## [PASSAGE GIVEN]
◇ ◇ ◇

2.2 Delivery. At the Closing, the Company will deliver: (i) to BCP,
certificates representing the Preferred Shares; and (ii) to BCG
and BCP, the Warrants. At the Closing, BCP will deliver to the
Company: (i) US$750,000 payable in a cashier's check or via wire
transfer to an account designated by the Company; and (ii) the
original Note, which shall be deemed paid in full by the Company
upon the Closing Date. The Company shall immediately thereafter
pay US$80,000 to Duff & Xxxxxx Securities, LLC, a Delaware
limited liability company ("Duff & Xxxxxx").
2.3 Use of Funds. The Company must utilize the US$1,000,000 its
receives from BCP pursuant to this Agreement for expenses
associated with this transaction, working capital, audit fees,
legal fees, capital expenditures and payment of brokerage fees.
2.4 Amended Certificate and Bylaws. On or before the Closing Date,
the Company will amend its certificate of incorporation (the
"Amended Certificate") and Bylaws in the same forms as Exhibit B
and Exhibit C, respectively.

◇ ◇ ◇

## [INFORMATION PROVIDED]
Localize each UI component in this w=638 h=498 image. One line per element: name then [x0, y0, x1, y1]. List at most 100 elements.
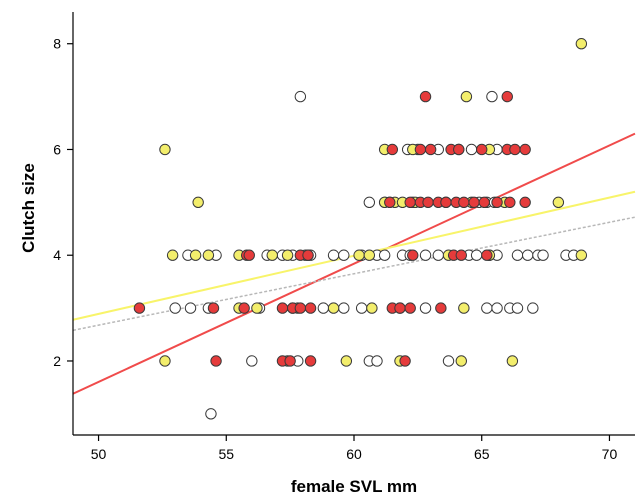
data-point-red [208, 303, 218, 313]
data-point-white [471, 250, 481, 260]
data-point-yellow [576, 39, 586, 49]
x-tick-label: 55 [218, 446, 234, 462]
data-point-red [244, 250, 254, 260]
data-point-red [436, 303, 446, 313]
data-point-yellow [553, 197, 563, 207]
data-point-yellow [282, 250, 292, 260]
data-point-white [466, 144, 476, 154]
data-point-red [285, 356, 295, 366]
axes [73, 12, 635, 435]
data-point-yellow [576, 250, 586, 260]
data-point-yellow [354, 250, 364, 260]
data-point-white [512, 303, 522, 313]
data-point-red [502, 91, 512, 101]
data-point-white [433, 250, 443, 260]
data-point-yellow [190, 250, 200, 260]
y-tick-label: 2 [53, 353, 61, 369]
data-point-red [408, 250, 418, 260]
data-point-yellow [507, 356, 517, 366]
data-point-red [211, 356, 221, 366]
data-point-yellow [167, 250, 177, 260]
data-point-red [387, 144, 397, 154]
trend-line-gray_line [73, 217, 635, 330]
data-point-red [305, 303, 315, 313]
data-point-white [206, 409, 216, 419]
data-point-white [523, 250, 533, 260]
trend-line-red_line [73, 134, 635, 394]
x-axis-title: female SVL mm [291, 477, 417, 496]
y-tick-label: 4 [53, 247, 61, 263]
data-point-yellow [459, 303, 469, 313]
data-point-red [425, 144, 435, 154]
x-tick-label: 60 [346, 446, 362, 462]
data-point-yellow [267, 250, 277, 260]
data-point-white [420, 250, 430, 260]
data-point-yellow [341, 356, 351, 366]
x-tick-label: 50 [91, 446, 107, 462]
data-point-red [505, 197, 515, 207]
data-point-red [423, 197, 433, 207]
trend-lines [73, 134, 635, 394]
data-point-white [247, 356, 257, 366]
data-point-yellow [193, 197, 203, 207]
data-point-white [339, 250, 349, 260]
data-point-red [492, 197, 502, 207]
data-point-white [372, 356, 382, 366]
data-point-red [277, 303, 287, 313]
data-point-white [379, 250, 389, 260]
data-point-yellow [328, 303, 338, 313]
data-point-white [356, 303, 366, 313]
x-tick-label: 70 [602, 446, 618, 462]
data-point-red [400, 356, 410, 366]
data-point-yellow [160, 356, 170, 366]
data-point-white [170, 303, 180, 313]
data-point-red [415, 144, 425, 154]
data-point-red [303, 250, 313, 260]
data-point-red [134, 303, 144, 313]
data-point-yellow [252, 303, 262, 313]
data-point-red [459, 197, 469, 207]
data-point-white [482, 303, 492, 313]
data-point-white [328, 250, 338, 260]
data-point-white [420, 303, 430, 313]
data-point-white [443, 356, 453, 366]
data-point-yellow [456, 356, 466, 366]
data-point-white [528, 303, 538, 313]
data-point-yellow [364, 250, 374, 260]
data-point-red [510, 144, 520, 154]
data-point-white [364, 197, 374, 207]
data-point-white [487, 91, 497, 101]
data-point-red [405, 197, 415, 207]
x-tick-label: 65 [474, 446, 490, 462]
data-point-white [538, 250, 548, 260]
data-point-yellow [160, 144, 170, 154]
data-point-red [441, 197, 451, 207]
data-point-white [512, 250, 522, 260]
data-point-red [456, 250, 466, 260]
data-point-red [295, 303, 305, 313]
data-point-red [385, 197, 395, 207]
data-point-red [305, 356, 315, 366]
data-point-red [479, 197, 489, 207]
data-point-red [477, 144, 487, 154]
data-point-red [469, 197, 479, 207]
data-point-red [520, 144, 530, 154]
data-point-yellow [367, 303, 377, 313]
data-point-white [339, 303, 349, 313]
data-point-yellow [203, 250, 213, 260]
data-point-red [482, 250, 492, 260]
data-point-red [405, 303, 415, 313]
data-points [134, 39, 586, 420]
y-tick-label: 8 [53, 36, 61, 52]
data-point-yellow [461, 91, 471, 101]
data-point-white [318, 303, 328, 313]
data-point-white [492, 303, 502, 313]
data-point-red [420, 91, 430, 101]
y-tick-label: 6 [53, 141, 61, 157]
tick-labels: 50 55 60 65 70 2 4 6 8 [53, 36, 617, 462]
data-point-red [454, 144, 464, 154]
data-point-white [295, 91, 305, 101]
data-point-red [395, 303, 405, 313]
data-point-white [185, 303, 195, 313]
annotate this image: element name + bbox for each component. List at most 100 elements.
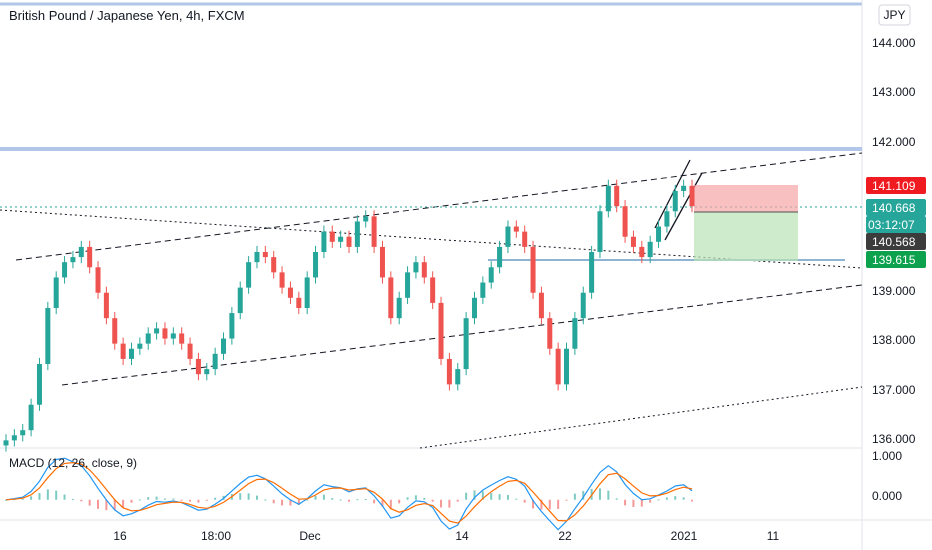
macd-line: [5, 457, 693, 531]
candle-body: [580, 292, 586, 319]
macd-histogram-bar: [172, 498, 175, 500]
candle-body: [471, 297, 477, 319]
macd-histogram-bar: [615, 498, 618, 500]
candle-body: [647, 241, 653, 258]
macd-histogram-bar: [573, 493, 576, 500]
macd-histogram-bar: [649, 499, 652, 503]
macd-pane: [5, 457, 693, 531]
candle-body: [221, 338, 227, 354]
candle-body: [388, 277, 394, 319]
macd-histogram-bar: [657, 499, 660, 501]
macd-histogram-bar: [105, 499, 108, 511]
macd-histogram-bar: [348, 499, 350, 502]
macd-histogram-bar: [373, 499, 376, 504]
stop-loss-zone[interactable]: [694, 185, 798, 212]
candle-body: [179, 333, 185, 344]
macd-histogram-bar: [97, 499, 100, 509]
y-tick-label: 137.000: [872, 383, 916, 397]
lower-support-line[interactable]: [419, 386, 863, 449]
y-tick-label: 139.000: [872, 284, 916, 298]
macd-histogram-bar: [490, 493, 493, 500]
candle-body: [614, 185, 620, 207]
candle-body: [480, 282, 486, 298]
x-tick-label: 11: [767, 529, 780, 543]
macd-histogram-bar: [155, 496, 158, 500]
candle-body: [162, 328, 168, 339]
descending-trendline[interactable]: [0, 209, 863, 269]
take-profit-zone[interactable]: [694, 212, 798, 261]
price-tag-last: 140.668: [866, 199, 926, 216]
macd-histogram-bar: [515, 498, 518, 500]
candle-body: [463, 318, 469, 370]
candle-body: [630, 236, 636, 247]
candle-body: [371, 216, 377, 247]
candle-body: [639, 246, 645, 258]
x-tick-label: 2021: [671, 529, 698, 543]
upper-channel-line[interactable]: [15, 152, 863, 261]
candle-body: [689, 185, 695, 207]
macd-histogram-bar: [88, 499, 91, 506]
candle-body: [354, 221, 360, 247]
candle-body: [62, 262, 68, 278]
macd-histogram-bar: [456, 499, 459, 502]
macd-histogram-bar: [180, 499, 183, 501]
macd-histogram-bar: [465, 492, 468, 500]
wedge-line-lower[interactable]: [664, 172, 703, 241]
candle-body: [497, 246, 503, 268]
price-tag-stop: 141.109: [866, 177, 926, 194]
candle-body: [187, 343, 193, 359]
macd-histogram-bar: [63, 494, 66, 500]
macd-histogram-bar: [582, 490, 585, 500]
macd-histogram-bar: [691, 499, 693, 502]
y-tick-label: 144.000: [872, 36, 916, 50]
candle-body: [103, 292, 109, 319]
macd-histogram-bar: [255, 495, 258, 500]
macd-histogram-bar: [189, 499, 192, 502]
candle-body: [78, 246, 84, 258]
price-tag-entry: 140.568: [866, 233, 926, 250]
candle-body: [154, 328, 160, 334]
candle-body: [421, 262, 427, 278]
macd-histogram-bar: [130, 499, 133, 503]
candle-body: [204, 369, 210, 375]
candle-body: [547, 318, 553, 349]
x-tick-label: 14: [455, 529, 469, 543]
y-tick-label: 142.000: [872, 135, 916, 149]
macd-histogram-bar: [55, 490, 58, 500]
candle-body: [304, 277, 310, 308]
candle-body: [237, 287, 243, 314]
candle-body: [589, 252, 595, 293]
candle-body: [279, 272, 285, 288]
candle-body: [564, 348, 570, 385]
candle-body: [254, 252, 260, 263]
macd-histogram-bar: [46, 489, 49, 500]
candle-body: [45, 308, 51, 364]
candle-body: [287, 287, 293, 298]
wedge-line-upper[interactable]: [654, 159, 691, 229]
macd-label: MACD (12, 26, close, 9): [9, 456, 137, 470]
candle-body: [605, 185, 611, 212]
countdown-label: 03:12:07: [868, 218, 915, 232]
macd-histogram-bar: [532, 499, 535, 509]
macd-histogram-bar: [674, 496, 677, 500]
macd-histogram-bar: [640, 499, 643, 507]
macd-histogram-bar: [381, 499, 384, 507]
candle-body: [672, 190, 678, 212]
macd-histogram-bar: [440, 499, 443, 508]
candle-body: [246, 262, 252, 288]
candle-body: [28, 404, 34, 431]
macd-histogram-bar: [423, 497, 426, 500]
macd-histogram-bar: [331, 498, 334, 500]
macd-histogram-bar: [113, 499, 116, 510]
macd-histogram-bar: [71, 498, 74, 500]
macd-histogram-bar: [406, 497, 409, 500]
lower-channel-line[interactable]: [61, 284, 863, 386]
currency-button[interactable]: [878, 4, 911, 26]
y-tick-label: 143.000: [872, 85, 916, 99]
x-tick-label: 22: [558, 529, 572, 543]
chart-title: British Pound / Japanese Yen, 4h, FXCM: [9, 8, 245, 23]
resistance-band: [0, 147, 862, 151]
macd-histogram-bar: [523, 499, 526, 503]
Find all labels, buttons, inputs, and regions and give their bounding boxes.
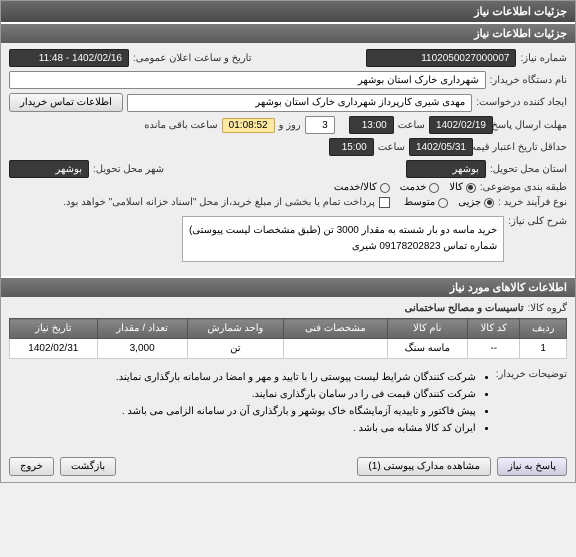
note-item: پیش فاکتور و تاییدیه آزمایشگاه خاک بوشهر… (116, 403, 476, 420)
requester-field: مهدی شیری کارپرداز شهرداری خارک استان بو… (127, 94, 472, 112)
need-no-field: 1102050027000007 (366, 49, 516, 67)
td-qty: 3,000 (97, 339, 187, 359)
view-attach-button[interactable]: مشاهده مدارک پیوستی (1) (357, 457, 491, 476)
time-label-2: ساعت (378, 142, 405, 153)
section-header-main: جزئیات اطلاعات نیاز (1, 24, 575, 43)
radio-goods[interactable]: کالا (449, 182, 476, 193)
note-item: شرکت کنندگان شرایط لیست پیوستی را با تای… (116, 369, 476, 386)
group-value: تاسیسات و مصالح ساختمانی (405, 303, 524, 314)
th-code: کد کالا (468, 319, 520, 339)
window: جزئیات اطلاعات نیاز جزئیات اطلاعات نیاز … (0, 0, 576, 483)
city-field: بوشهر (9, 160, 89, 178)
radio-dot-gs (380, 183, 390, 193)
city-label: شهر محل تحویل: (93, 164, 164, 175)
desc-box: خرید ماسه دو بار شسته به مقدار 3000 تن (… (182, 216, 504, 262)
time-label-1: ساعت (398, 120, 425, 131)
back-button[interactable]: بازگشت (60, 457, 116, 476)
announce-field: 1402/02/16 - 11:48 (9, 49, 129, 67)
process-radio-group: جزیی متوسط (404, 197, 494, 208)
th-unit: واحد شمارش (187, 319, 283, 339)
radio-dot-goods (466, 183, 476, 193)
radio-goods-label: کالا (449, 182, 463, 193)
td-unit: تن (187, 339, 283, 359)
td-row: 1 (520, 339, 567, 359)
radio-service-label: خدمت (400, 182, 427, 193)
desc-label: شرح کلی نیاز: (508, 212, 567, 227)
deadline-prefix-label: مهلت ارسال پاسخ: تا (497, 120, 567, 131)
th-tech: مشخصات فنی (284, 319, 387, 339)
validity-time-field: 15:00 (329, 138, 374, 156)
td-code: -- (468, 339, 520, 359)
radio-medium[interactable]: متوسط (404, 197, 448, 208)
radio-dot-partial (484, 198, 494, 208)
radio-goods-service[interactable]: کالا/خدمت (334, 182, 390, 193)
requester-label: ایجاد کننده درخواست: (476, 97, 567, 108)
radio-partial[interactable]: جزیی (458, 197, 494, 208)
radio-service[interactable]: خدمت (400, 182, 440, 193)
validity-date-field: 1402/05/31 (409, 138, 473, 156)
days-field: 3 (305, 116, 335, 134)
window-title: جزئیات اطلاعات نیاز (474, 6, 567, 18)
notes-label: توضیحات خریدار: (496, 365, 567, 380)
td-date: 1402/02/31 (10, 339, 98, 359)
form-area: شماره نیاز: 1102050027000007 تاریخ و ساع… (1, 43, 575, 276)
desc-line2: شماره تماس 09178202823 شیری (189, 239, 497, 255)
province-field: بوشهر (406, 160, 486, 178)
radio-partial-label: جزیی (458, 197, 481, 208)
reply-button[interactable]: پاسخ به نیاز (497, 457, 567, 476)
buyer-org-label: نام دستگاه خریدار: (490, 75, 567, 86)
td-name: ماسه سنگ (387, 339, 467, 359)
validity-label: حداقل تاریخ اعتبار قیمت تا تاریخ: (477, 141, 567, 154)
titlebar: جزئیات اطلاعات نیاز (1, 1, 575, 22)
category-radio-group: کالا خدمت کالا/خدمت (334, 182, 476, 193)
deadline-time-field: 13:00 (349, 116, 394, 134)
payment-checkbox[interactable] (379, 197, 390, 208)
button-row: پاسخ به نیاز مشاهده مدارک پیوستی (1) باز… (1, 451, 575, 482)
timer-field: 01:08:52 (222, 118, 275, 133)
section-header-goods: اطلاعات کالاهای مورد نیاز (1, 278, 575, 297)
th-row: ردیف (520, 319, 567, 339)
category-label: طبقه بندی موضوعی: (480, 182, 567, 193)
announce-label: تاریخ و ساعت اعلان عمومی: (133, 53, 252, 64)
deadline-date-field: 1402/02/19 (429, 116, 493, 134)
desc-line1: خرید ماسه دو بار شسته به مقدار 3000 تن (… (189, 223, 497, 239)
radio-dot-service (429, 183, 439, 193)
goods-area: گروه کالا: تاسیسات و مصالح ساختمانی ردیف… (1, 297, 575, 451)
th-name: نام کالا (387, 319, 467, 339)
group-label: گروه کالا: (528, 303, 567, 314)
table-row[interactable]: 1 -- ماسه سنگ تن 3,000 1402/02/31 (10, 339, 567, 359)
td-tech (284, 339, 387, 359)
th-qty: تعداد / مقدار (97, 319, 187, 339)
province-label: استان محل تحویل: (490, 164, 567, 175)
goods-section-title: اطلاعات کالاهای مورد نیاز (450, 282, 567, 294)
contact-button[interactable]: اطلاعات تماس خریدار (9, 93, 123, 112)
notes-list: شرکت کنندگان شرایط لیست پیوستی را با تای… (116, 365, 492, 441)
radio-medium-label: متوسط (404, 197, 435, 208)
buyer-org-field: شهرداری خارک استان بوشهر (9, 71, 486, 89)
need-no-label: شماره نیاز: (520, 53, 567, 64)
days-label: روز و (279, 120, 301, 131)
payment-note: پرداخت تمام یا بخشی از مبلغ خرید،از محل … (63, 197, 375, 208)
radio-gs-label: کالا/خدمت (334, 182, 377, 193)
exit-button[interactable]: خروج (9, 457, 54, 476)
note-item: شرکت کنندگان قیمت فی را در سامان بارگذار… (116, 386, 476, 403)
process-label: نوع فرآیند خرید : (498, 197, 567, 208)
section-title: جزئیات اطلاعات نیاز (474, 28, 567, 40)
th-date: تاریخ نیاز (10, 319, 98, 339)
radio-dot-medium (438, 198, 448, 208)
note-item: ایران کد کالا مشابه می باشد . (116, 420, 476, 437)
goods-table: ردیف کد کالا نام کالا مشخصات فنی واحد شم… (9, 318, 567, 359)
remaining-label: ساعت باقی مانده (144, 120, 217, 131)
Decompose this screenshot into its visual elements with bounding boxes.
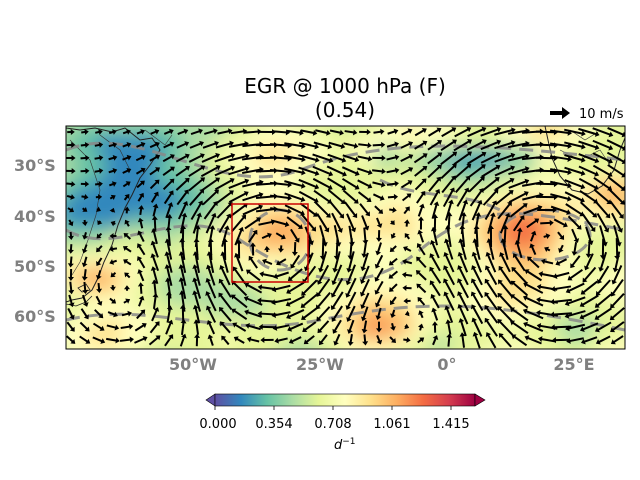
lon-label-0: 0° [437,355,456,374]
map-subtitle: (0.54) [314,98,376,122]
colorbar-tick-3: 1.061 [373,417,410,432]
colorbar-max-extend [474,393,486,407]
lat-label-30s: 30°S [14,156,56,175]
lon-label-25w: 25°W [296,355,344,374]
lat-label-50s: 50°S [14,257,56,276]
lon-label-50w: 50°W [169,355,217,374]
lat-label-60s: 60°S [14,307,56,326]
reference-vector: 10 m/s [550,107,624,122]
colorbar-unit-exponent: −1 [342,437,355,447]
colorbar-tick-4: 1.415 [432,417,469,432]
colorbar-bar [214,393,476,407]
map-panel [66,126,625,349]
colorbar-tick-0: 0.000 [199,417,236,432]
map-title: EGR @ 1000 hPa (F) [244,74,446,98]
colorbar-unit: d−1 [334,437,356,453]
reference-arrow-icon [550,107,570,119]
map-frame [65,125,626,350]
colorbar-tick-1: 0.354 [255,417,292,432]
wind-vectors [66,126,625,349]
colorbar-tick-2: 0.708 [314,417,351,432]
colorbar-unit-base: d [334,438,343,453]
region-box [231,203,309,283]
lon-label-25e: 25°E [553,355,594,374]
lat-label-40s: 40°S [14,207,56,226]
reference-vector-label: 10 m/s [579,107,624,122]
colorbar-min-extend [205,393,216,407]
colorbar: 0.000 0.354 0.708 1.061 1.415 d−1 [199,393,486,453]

◇ ◇ ◇

## [AIM]
List every purpose for which the contract excerpt says the Company must use the US$1,000,000 it receives from BCP. Work only from the contract excerpt.

## [RESULT]
- Expenses associated with this transaction
- Working capital
- Audit fees
- Legal fees
- Capital expenditures
- Payment of brokerage fees